## Text section
####

For this Amazon River Cruise Pre-trip, a visit to the revered archaeological site was the obvious centerpiece of a tour that included a wealth of natural and cultural attractions. Traveling from Lima on the coast to the Andean gateway city of Cuzco offered powerful insight into the astounding geographical and cultural diversity of Peru.

Outside the city, our foray to Laguna Huacarpay proved memorable as that region of marshes, farmland, fields, and hills teemed with birds. Many of the species we saw were not particularly rare, yet offered a wonderful representation of Andean waterbirds and land birds. Species such as Puna Ibis, Plumbeous Rail, Andean Lapwing, Andean Gull, Giant Hummingbird, the endemic Bearded Mountaineer, Yellow-winged Blackbird, and Blue-and-yellow Tanager were all received with excitement by our group.

####

## Input data
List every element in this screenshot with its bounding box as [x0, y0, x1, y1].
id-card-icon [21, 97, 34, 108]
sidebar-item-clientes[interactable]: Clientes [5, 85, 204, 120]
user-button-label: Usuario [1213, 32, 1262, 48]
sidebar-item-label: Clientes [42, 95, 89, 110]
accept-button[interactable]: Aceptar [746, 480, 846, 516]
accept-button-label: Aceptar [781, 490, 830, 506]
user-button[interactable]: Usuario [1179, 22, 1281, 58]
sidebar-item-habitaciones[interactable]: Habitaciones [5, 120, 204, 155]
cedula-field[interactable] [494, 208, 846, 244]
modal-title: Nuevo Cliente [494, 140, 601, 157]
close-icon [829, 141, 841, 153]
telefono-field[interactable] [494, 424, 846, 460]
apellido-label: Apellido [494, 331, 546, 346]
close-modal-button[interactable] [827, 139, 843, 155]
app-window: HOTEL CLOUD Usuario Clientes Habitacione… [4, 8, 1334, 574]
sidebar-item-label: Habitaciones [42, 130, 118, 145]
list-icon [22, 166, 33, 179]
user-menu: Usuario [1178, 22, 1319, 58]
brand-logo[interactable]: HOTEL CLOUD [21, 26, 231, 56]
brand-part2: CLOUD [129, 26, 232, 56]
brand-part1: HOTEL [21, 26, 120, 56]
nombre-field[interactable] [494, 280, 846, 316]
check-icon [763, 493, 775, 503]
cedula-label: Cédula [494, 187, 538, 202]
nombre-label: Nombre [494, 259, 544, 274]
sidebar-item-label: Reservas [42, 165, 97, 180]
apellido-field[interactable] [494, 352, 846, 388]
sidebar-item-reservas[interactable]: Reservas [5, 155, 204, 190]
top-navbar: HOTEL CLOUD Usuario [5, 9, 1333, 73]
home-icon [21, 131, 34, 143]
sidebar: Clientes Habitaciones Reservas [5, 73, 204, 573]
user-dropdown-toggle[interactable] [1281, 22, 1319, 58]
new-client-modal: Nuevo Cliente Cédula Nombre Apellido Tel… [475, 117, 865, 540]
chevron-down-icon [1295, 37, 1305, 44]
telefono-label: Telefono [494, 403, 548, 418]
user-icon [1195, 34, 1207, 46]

####

## Exercise instructions
**a)** Decide whether each statement below agrees with the Peru text, answering yes or no and quoting the words of the text that settle it. (i) The tour traveled from Lima to Cuzco. (ii) Most of the bird species seen at Laguna Huacarpay were rare. (iii) The Bearded Mountaineer is described as endemic.
**b)** Quote the Peru text from "For this Amazon" to "diversity of Peru.".

## Answers
**a)**
(i) Yes: "Traveling from Lima on the coast to the Andean gateway city of Cuzco"
(ii) No: "Many of the species we saw were not particularly rare"
(iii) Yes: "the endemic Bearded Mountaineer"

**b)**
For this Amazon River Cruise Pre-trip, a visit to the revered archaeological site was the obvious centerpiece of a tour that included a wealth of natural and cultural attractions. Traveling from Lima on the coast to the Andean gateway city of Cuzco offered powerful insight into the astounding geographical and cultural diversity of Peru.